# Task instructions:
Reproduce the whole listing that follows, character for character, and drop the images.
/---
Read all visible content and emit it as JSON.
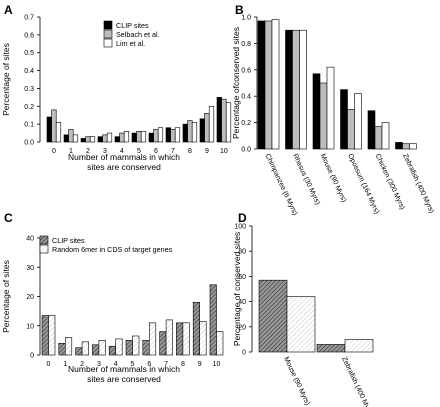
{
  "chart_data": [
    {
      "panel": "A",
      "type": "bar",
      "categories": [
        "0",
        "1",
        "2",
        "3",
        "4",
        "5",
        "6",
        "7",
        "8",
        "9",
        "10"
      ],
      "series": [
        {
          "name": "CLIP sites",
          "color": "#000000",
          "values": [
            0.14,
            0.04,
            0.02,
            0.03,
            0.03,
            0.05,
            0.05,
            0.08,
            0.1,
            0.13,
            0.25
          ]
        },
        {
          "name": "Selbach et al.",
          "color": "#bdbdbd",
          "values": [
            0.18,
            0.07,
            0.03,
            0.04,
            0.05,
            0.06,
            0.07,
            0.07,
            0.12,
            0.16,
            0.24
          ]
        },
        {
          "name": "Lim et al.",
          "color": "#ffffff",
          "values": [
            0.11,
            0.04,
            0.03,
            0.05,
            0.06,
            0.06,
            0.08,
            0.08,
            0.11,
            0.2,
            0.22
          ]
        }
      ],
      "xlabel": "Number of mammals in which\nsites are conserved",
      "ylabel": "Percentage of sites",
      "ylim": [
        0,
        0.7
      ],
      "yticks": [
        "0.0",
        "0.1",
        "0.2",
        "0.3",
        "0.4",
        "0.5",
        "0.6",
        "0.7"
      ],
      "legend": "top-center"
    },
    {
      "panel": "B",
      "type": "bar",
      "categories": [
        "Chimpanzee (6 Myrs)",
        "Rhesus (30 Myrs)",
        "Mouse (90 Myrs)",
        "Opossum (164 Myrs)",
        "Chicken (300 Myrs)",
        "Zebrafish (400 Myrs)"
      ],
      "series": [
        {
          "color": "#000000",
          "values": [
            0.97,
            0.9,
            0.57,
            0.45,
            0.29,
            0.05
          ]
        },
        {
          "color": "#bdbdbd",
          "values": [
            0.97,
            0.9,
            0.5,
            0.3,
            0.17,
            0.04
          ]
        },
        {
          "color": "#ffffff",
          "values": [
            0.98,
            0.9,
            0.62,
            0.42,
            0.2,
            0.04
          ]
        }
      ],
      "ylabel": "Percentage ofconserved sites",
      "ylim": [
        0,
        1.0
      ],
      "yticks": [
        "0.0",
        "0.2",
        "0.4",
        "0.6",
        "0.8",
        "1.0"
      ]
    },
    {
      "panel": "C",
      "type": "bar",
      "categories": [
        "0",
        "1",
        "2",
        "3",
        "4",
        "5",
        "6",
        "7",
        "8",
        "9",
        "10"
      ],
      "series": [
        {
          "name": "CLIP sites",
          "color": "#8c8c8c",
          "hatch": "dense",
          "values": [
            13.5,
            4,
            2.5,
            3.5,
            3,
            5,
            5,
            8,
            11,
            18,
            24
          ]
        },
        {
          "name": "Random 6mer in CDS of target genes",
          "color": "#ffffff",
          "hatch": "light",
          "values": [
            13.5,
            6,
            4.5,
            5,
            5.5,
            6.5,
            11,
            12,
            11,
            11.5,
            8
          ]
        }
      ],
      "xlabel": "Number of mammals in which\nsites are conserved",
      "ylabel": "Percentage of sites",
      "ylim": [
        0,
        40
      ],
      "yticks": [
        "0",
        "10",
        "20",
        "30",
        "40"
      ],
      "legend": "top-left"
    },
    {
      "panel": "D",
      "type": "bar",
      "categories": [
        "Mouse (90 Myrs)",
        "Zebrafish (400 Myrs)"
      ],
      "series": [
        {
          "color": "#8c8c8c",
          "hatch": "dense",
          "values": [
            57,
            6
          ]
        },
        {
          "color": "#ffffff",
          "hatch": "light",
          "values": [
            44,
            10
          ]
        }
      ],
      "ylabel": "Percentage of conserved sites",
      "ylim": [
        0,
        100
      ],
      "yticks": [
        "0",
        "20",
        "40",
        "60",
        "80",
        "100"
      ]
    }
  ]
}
\---
# Response box:
Read all visible content and emit it as JSON.
{
  "chart_data": [
    {
      "panel": "A",
      "type": "bar",
      "categories": [
        "0",
        "1",
        "2",
        "3",
        "4",
        "5",
        "6",
        "7",
        "8",
        "9",
        "10"
      ],
      "series": [
        {
          "name": "CLIP sites",
          "color": "#000000",
          "values": [
            0.14,
            0.04,
            0.02,
            0.03,
            0.03,
            0.05,
            0.05,
            0.08,
            0.1,
            0.13,
            0.25
          ]
        },
        {
          "name": "Selbach et al.",
          "color": "#bdbdbd",
          "values": [
            0.18,
            0.07,
            0.03,
            0.04,
            0.05,
            0.06,
            0.07,
            0.07,
            0.12,
            0.16,
            0.24
          ]
        },
        {
          "name": "Lim et al.",
          "color": "#ffffff",
          "values": [
            0.11,
            0.04,
            0.03,
            0.05,
            0.06,
            0.06,
            0.08,
            0.08,
            0.11,
            0.2,
            0.22
          ]
        }
      ],
      "xlabel": "Number of mammals in which\nsites are conserved",
      "ylabel": "Percentage of sites",
      "ylim": [
        0,
        0.7
      ],
      "yticks": [
        "0.0",
        "0.1",
        "0.2",
        "0.3",
        "0.4",
        "0.5",
        "0.6",
        "0.7"
      ],
      "legend": "top-center"
    },
    {
      "panel": "B",
      "type": "bar",
      "categories": [
        "Chimpanzee (6 Myrs)",
        "Rhesus (30 Myrs)",
        "Mouse (90 Myrs)",
        "Opossum (164 Myrs)",
        "Chicken (300 Myrs)",
        "Zebrafish (400 Myrs)"
      ],
      "series": [
        {
          "color": "#000000",
          "values": [
            0.97,
            0.9,
            0.57,
            0.45,
            0.29,
            0.05
          ]
        },
        {
          "color": "#bdbdbd",
          "values": [
            0.97,
            0.9,
            0.5,
            0.3,
            0.17,
            0.04
          ]
        },
        {
          "color": "#ffffff",
          "values": [
            0.98,
            0.9,
            0.62,
            0.42,
            0.2,
            0.04
          ]
        }
      ],
      "ylabel": "Percentage ofconserved sites",
      "ylim": [
        0,
        1.0
      ],
      "yticks": [
        "0.0",
        "0.2",
        "0.4",
        "0.6",
        "0.8",
        "1.0"
      ]
    },
    {
      "panel": "C",
      "type": "bar",
      "categories": [
        "0",
        "1",
        "2",
        "3",
        "4",
        "5",
        "6",
        "7",
        "8",
        "9",
        "10"
      ],
      "series": [
        {
          "name": "CLIP sites",
          "color": "#8c8c8c",
          "hatch": "dense",
          "values": [
            13.5,
            4,
            2.5,
            3.5,
            3,
            5,
            5,
            8,
            11,
            18,
            24
          ]
        },
        {
          "name": "Random 6mer in CDS of target genes",
          "color": "#ffffff",
          "hatch": "light",
          "values": [
            13.5,
            6,
            4.5,
            5,
            5.5,
            6.5,
            11,
            12,
            11,
            11.5,
            8
          ]
        }
      ],
      "xlabel": "Number of mammals in which\nsites are conserved",
      "ylabel": "Percentage of sites",
      "ylim": [
        0,
        40
      ],
      "yticks": [
        "0",
        "10",
        "20",
        "30",
        "40"
      ],
      "legend": "top-left"
    },
    {
      "panel": "D",
      "type": "bar",
      "categories": [
        "Mouse (90 Myrs)",
        "Zebrafish (400 Myrs)"
      ],
      "series": [
        {
          "color": "#8c8c8c",
          "hatch": "dense",
          "values": [
            57,
            6
          ]
        },
        {
          "color": "#ffffff",
          "hatch": "light",
          "values": [
            44,
            10
          ]
        }
      ],
      "ylabel": "Percentage of conserved sites",
      "ylim": [
        0,
        100
      ],
      "yticks": [
        "0",
        "20",
        "40",
        "60",
        "80",
        "100"
      ]
    }
  ]
}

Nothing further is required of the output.